• _STORED RECORDS_
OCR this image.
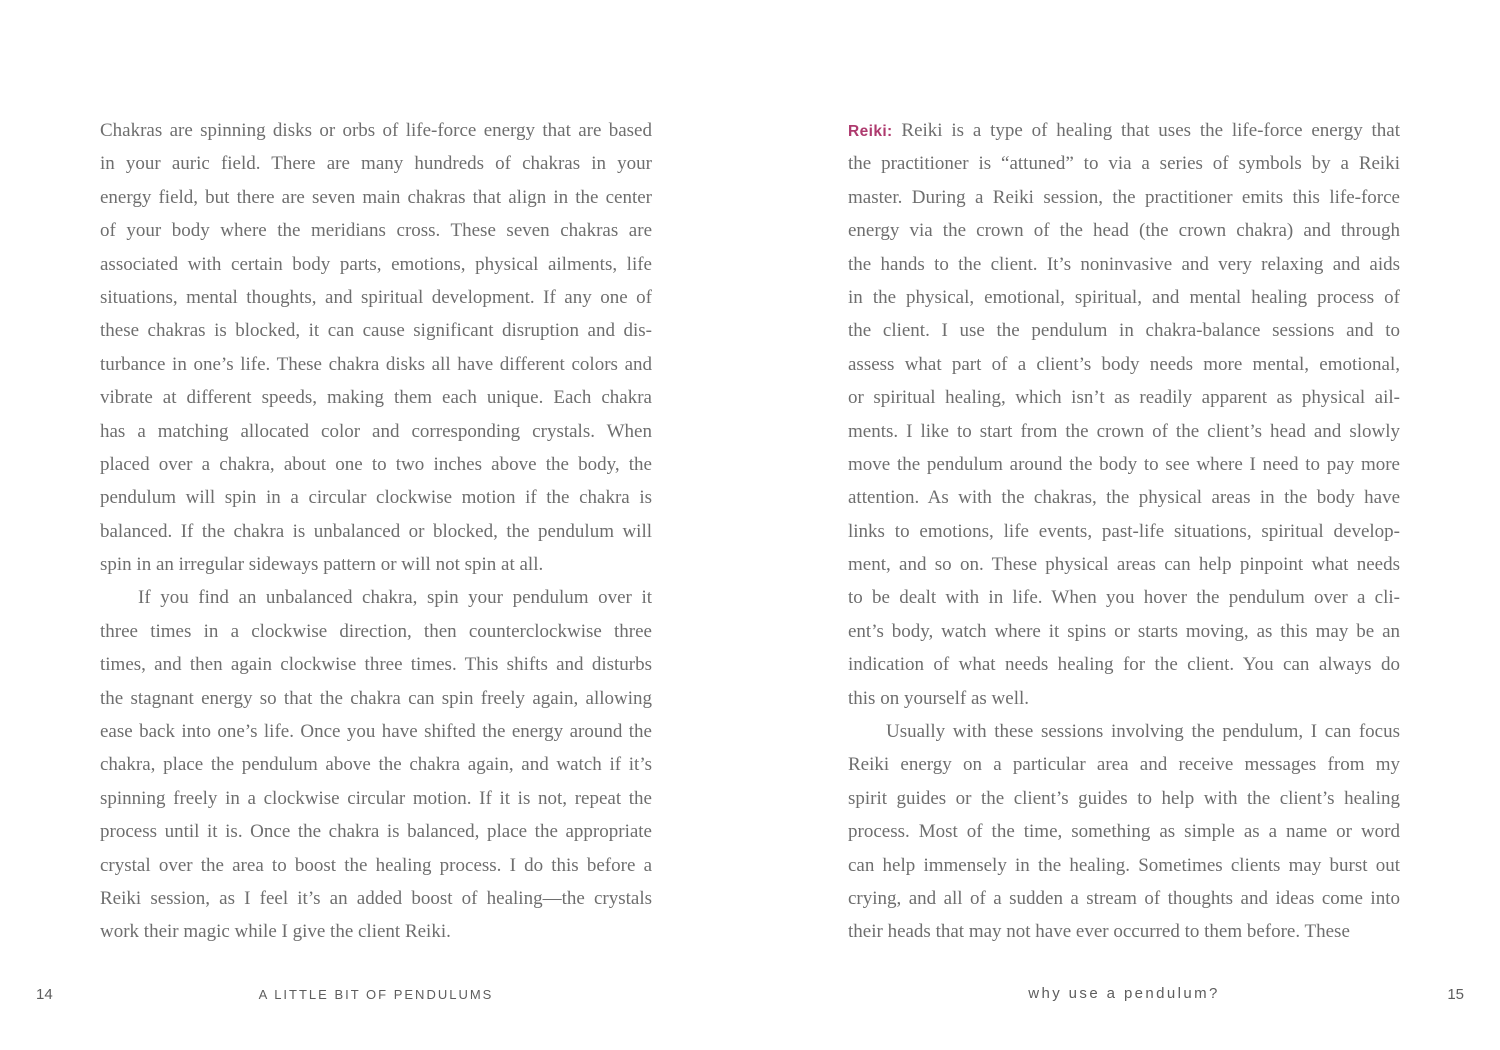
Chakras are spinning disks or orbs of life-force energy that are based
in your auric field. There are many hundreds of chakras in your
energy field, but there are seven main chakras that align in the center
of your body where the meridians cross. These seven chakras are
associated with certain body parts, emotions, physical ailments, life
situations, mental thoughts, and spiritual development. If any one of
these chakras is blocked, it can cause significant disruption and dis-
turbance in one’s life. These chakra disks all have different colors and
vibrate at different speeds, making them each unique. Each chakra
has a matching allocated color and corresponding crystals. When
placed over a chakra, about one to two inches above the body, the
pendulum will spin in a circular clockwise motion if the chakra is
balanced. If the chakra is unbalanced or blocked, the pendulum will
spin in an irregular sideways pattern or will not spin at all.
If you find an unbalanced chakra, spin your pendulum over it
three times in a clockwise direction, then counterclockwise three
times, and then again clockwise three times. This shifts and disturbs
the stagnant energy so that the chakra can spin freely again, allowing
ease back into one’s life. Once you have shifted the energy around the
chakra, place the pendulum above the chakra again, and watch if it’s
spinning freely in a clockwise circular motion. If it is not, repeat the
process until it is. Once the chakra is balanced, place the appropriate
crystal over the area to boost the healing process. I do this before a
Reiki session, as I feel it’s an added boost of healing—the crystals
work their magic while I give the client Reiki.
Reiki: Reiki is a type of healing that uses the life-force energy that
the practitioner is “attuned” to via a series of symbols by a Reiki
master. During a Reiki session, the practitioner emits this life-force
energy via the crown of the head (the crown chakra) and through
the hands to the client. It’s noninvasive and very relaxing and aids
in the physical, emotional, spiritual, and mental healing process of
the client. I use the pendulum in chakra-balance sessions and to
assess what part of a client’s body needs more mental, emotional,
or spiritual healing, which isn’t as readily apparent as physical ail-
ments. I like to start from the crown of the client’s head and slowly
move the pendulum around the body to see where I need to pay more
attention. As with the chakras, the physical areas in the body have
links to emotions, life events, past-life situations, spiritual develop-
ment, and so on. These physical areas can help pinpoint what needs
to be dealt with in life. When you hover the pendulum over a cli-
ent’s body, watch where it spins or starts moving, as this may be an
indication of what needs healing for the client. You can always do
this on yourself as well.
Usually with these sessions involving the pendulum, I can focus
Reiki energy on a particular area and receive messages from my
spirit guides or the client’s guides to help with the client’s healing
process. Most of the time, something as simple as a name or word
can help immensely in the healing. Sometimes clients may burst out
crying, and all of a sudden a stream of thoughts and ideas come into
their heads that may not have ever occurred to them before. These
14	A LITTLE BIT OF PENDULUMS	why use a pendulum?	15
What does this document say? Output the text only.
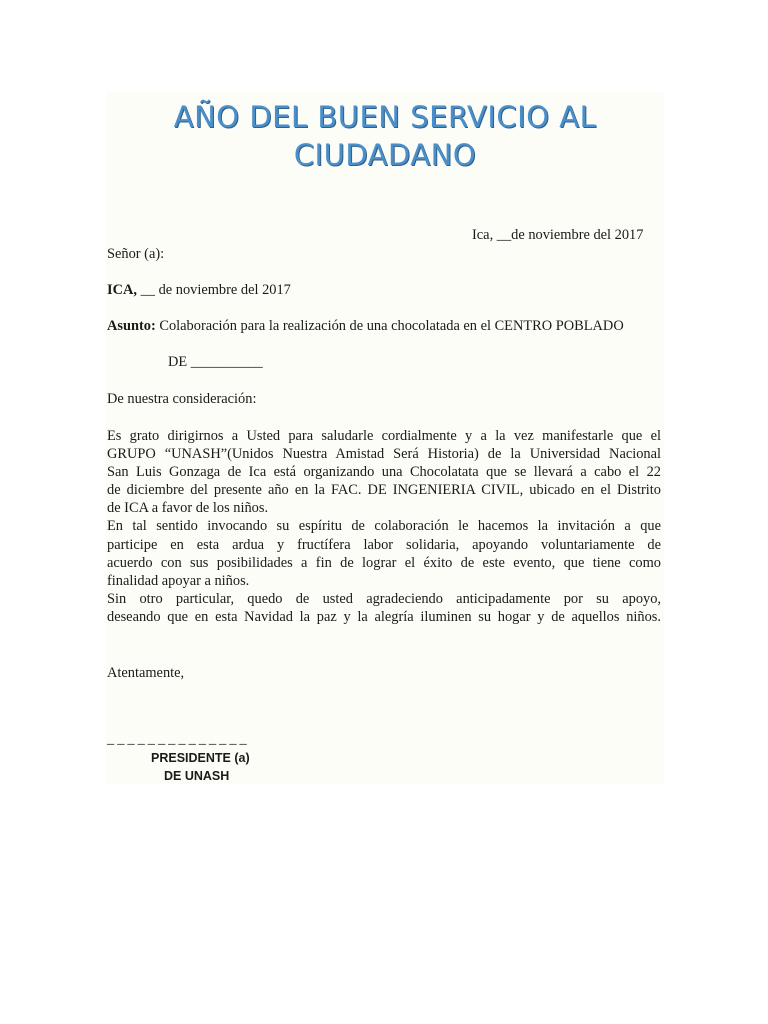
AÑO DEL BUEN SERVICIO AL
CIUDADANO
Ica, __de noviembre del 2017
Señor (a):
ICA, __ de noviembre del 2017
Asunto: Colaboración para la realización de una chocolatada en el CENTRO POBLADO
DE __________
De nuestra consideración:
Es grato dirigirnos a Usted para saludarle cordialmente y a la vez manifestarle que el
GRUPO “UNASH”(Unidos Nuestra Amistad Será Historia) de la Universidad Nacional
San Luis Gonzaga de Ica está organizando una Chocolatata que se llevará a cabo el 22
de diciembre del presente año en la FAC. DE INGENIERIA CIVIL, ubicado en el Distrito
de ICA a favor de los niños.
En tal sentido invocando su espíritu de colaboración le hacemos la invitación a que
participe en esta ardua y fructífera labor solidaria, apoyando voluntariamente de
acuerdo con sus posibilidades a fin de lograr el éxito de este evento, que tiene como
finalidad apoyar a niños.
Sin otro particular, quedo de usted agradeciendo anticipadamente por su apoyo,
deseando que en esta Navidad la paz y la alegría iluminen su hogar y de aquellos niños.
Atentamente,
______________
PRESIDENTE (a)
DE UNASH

• _TASK TO CARRY OUT_
Without the pictures, repeat all the records word for word.

• _ANSWER TO THE TASK_
OCR this image.
Chakras are spinning disks or orbs of life-force energy that are based
in your auric field. There are many hundreds of chakras in your
energy field, but there are seven main chakras that align in the center
of your body where the meridians cross. These seven chakras are
associated with certain body parts, emotions, physical ailments, life
situations, mental thoughts, and spiritual development. If any one of
these chakras is blocked, it can cause significant disruption and dis-
turbance in one’s life. These chakra disks all have different colors and
vibrate at different speeds, making them each unique. Each chakra
has a matching allocated color and corresponding crystals. When
placed over a chakra, about one to two inches above the body, the
pendulum will spin in a circular clockwise motion if the chakra is
balanced. If the chakra is unbalanced or blocked, the pendulum will
spin in an irregular sideways pattern or will not spin at all.
If you find an unbalanced chakra, spin your pendulum over it
three times in a clockwise direction, then counterclockwise three
times, and then again clockwise three times. This shifts and disturbs
the stagnant energy so that the chakra can spin freely again, allowing
ease back into one’s life. Once you have shifted the energy around the
chakra, place the pendulum above the chakra again, and watch if it’s
spinning freely in a clockwise circular motion. If it is not, repeat the
process until it is. Once the chakra is balanced, place the appropriate
crystal over the area to boost the healing process. I do this before a
Reiki session, as I feel it’s an added boost of healing—the crystals
work their magic while I give the client Reiki.
Reiki: Reiki is a type of healing that uses the life-force energy that
the practitioner is “attuned” to via a series of symbols by a Reiki
master. During a Reiki session, the practitioner emits this life-force
energy via the crown of the head (the crown chakra) and through
the hands to the client. It’s noninvasive and very relaxing and aids
in the physical, emotional, spiritual, and mental healing process of
the client. I use the pendulum in chakra-balance sessions and to
assess what part of a client’s body needs more mental, emotional,
or spiritual healing, which isn’t as readily apparent as physical ail-
ments. I like to start from the crown of the client’s head and slowly
move the pendulum around the body to see where I need to pay more
attention. As with the chakras, the physical areas in the body have
links to emotions, life events, past-life situations, spiritual develop-
ment, and so on. These physical areas can help pinpoint what needs
to be dealt with in life. When you hover the pendulum over a cli-
ent’s body, watch where it spins or starts moving, as this may be an
indication of what needs healing for the client. You can always do
this on yourself as well.
Usually with these sessions involving the pendulum, I can focus
Reiki energy on a particular area and receive messages from my
spirit guides or the client’s guides to help with the client’s healing
process. Most of the time, something as simple as a name or word
can help immensely in the healing. Sometimes clients may burst out
crying, and all of a sudden a stream of thoughts and ideas come into
their heads that may not have ever occurred to them before. These
14	A LITTLE BIT OF PENDULUMS	why use a pendulum?	15
What does this document say? Output the text only.
AÑO DEL BUEN SERVICIO AL
CIUDADANO
Ica, __de noviembre del 2017
Señor (a):
ICA, __ de noviembre del 2017
Asunto: Colaboración para la realización de una chocolatada en el CENTRO POBLADO
DE __________
De nuestra consideración:
Es grato dirigirnos a Usted para saludarle cordialmente y a la vez manifestarle que el
GRUPO “UNASH”(Unidos Nuestra Amistad Será Historia) de la Universidad Nacional
San Luis Gonzaga de Ica está organizando una Chocolatata que se llevará a cabo el 22
de diciembre del presente año en la FAC. DE INGENIERIA CIVIL, ubicado en el Distrito
de ICA a favor de los niños.
En tal sentido invocando su espíritu de colaboración le hacemos la invitación a que
participe en esta ardua y fructífera labor solidaria, apoyando voluntariamente de
acuerdo con sus posibilidades a fin de lograr el éxito de este evento, que tiene como
finalidad apoyar a niños.
Sin otro particular, quedo de usted agradeciendo anticipadamente por su apoyo,
deseando que en esta Navidad la paz y la alegría iluminen su hogar y de aquellos niños.
Atentamente,
______________
PRESIDENTE (a)
DE UNASH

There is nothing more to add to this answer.